Extracted data entries:
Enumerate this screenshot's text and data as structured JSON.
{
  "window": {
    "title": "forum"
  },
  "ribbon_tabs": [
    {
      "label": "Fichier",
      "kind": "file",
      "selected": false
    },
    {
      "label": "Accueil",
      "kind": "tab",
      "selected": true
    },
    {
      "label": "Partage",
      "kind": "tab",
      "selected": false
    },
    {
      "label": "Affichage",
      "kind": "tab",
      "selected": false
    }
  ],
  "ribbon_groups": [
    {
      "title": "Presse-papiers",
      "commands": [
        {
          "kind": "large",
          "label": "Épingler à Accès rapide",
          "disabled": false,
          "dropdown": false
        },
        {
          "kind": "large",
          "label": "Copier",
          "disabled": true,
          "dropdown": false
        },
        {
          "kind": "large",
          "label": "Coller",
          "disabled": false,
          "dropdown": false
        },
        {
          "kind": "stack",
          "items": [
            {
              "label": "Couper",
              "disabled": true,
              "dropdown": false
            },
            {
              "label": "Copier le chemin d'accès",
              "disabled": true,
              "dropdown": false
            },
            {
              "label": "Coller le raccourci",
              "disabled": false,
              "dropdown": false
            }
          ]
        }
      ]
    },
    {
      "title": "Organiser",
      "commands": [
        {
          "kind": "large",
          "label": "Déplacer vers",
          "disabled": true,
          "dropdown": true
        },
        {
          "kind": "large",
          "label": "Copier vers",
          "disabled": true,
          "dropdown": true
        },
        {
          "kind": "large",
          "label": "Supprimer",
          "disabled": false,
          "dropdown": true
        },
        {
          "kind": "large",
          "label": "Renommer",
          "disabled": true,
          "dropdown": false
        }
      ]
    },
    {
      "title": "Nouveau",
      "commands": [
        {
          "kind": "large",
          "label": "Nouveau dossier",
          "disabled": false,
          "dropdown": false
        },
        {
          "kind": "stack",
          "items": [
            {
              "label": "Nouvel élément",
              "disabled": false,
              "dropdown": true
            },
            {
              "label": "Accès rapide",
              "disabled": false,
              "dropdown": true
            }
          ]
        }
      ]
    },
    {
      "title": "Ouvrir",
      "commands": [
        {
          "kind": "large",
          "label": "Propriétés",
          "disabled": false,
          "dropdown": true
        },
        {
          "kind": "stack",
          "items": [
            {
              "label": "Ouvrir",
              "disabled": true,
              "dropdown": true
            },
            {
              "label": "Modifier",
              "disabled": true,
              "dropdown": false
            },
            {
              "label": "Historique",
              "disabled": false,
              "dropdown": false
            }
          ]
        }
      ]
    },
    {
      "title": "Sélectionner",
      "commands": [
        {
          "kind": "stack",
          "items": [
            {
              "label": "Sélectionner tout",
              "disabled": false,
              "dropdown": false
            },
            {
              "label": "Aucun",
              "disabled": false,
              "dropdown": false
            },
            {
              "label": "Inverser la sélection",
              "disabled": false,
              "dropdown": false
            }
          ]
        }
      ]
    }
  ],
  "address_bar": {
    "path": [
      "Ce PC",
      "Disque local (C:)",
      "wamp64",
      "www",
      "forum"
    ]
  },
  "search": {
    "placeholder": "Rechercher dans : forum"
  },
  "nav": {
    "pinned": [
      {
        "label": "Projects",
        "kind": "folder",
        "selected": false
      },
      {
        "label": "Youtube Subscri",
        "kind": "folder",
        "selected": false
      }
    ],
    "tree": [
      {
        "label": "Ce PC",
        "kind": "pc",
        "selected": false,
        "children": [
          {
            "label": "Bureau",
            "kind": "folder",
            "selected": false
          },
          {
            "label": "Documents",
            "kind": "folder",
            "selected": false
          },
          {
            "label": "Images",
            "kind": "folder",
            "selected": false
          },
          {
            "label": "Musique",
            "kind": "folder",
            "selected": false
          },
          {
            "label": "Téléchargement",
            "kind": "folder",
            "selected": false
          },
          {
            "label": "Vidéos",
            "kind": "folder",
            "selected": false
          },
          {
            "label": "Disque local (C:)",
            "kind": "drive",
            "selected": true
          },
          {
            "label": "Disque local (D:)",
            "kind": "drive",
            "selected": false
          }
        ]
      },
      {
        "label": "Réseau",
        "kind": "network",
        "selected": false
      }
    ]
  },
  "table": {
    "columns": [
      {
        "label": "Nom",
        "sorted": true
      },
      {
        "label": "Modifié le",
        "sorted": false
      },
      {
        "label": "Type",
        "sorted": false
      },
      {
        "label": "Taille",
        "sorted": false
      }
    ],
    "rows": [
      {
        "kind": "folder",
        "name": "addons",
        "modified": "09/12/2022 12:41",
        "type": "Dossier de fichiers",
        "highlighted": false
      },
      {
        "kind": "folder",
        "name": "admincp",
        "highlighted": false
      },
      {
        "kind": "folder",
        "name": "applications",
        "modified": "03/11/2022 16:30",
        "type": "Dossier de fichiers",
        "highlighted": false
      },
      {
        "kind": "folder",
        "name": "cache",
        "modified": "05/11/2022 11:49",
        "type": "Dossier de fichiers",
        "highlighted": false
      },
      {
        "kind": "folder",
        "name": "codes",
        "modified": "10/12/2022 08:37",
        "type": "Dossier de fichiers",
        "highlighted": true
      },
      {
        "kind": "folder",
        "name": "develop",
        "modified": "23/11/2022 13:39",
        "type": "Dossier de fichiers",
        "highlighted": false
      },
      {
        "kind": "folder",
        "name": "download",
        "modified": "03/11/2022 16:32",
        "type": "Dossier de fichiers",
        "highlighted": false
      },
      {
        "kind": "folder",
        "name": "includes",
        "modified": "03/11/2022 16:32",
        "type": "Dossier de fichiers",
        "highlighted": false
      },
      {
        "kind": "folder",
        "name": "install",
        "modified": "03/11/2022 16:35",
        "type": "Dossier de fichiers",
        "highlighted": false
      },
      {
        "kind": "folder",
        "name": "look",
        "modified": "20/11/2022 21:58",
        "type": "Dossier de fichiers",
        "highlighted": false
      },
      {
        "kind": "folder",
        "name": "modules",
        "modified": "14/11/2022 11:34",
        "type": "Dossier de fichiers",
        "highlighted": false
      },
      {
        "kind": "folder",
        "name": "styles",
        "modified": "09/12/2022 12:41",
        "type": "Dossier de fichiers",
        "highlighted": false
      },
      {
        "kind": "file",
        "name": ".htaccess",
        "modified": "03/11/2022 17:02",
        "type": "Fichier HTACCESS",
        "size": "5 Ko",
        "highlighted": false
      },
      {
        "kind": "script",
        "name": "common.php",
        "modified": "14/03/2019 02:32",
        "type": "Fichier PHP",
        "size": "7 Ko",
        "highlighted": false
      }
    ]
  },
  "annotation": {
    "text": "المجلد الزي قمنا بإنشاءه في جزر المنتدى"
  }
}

What the task asks
In the entries above, locate every line with the word "text" and copy it.

Finished task
Enumerate this screenshot's text and data as structured JSON.
    "text": "المجلد الزي قمنا بإنشاءه في جزر المنتدى"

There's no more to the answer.